>> BEGIN Material
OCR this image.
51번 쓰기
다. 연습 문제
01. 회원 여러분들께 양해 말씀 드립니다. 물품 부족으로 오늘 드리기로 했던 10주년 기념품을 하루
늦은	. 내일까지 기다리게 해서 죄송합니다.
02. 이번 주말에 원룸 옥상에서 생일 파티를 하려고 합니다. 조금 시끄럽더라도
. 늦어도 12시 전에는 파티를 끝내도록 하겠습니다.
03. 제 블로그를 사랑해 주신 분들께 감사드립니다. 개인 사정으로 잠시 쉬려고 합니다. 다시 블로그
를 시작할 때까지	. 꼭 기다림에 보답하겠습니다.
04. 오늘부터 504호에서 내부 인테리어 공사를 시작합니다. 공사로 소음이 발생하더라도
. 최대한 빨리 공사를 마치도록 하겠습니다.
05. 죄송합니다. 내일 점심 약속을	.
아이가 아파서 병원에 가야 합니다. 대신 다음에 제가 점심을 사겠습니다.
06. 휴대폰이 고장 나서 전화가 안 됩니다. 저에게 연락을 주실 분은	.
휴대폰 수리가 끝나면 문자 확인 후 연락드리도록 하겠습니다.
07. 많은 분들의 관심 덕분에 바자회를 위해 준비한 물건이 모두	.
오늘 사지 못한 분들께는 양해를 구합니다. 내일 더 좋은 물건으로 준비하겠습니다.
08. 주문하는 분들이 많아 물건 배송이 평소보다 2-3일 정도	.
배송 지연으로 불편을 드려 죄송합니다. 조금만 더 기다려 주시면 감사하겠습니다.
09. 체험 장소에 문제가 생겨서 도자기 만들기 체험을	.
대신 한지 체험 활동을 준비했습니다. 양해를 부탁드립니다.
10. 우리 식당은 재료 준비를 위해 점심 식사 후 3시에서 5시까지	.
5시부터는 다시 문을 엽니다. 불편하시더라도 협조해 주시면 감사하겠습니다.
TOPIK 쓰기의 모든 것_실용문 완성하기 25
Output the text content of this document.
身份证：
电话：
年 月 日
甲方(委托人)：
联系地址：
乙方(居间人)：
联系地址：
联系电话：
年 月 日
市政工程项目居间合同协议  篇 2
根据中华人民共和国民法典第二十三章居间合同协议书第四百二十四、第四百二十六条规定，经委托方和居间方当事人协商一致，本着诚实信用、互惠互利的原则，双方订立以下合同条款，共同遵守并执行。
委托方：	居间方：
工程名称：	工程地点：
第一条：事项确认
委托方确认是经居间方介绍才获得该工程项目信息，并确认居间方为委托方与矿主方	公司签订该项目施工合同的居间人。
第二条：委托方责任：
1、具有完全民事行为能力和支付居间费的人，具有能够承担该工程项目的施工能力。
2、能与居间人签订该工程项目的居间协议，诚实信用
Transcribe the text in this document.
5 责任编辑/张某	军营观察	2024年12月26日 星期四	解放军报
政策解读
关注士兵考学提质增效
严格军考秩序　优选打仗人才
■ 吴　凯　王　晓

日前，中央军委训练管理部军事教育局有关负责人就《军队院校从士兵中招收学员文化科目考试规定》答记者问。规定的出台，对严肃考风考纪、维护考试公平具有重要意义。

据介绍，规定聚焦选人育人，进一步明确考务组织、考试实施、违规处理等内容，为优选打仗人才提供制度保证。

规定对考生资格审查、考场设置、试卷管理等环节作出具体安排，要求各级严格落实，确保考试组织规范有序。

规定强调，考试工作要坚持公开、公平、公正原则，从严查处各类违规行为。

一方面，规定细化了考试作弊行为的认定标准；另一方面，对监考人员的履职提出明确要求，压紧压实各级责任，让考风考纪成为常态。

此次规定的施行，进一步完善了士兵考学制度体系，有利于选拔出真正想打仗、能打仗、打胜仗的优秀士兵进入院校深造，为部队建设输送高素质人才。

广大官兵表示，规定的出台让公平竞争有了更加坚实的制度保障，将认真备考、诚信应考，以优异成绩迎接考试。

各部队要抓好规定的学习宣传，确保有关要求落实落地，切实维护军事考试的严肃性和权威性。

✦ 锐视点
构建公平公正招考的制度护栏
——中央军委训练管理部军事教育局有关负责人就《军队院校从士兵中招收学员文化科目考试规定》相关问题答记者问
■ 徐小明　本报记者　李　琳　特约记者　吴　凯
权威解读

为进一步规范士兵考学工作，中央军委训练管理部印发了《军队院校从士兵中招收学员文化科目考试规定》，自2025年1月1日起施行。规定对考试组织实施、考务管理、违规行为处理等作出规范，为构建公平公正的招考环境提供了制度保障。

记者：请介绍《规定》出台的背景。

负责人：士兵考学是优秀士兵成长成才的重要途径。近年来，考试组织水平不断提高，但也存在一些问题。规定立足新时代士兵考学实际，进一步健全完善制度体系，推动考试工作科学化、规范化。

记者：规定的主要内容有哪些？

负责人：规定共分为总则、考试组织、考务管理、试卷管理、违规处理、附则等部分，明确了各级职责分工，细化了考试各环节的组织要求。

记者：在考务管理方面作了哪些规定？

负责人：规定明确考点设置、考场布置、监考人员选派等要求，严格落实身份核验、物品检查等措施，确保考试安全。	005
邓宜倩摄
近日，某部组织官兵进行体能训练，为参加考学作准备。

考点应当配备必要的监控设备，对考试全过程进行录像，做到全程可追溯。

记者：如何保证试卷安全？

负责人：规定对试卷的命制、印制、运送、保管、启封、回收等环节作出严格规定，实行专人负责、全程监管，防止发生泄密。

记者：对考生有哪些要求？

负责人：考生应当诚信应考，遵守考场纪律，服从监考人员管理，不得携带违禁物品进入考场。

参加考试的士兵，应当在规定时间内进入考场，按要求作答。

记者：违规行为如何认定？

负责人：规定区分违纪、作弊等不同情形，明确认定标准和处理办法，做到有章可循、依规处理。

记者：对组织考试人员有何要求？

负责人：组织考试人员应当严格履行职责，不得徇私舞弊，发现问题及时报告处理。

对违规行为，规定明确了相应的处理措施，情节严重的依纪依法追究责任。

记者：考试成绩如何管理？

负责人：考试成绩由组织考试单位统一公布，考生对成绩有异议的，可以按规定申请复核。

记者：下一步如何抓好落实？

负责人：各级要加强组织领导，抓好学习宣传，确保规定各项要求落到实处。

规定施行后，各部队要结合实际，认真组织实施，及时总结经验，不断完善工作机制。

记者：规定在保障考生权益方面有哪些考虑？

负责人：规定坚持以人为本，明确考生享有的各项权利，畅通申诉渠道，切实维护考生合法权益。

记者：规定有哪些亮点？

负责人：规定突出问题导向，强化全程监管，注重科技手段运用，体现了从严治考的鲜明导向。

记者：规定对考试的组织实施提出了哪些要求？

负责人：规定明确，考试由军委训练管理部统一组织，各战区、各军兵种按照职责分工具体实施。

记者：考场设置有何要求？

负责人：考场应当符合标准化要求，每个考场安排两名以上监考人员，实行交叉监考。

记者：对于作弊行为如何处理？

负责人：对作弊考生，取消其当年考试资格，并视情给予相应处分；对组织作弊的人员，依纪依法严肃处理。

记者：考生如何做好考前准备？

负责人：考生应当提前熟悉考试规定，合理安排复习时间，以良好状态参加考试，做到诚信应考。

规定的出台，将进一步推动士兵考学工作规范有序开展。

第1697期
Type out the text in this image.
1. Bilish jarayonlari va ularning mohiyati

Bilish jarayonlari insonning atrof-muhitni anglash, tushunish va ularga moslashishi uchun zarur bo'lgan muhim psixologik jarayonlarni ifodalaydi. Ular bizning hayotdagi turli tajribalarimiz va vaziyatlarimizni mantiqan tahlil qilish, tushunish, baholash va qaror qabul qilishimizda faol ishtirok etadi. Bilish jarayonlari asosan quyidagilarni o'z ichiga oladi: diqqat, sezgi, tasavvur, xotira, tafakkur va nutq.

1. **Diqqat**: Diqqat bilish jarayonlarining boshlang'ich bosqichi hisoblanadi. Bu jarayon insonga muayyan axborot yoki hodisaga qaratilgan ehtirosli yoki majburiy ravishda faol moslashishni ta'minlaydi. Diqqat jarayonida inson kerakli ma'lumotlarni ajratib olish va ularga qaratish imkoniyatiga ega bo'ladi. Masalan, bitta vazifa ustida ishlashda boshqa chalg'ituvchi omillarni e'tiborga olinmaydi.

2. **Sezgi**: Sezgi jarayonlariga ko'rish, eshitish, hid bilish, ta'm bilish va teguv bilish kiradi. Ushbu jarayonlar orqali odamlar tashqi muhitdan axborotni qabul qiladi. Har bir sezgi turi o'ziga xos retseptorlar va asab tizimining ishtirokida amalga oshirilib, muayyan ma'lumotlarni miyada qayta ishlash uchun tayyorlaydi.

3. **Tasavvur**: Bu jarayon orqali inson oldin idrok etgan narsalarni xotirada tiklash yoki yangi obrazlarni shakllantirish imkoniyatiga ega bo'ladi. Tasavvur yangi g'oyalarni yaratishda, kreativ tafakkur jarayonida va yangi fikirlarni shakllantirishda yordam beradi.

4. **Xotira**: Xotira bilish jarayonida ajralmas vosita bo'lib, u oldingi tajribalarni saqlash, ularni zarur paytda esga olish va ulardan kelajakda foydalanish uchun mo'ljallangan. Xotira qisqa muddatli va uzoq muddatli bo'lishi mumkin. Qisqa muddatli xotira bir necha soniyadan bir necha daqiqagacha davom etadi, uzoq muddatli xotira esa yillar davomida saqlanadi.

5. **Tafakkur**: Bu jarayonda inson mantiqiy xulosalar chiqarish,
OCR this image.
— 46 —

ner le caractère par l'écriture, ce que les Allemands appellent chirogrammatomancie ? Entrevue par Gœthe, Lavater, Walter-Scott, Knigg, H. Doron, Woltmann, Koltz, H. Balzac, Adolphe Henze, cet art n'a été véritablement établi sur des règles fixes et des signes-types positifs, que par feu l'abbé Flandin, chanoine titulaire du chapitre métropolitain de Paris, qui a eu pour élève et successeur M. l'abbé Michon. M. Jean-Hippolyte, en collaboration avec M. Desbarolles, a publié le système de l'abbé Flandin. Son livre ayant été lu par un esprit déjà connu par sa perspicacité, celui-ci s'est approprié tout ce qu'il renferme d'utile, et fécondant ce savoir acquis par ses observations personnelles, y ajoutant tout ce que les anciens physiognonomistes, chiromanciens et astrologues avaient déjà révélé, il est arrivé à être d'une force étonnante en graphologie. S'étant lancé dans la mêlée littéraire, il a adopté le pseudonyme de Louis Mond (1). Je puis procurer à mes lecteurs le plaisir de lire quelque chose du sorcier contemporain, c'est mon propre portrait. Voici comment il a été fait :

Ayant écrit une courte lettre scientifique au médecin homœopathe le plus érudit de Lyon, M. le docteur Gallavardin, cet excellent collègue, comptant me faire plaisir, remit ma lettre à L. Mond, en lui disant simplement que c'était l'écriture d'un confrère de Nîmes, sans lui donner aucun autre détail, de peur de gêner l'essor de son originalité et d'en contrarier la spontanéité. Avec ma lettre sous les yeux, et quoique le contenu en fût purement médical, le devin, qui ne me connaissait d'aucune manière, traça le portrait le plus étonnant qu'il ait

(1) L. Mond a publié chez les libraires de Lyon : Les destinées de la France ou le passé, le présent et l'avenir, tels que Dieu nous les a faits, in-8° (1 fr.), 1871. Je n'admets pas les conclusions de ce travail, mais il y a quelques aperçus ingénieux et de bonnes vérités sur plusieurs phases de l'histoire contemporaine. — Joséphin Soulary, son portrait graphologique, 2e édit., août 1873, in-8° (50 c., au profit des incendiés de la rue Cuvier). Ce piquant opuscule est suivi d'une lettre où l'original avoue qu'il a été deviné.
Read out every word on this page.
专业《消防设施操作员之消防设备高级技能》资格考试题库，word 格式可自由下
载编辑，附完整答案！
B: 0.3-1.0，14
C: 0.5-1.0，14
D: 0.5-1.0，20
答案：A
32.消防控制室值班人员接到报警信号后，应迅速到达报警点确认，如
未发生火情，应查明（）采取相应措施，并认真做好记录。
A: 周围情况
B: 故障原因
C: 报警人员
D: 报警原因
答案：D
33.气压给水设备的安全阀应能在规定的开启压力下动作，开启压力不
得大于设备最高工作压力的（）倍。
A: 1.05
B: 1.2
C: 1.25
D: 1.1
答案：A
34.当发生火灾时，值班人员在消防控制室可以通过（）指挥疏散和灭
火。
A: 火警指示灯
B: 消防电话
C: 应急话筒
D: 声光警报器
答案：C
>> END Material
**Short problem**
Check all the records above and select each line where the string "lumotlarni" is found.

**Solution for this problem**
1. **Diqqat**: Diqqat bilish jarayonlarining boshlang'ich bosqichi hisoblanadi. Bu jarayon insonga muayyan axborot yoki hodisaga qaratilgan ehtirosli yoki majburiy ravishda faol moslashishni ta'minlaydi. Diqqat jarayonida inson kerakli ma'lumotlarni ajratib olish va ularga qaratish imkoniyatiga ega bo'ladi. Masalan, bitta vazifa ustida ishlashda boshqa chalg'ituvchi omillarni e'tiborga olinmaydi.
2. **Sezgi**: Sezgi jarayonlariga ko'rish, eshitish, hid bilish, ta'm bilish va teguv bilish kiradi. Ushbu jarayonlar orqali odamlar tashqi muhitdan axborotni qabul qiladi. Har bir sezgi turi o'ziga xos retseptorlar va asab tizimining ishtirokida amalga oshirilib, muayyan ma'lumotlarni miyada qayta ishlash uchun tayyorlaydi.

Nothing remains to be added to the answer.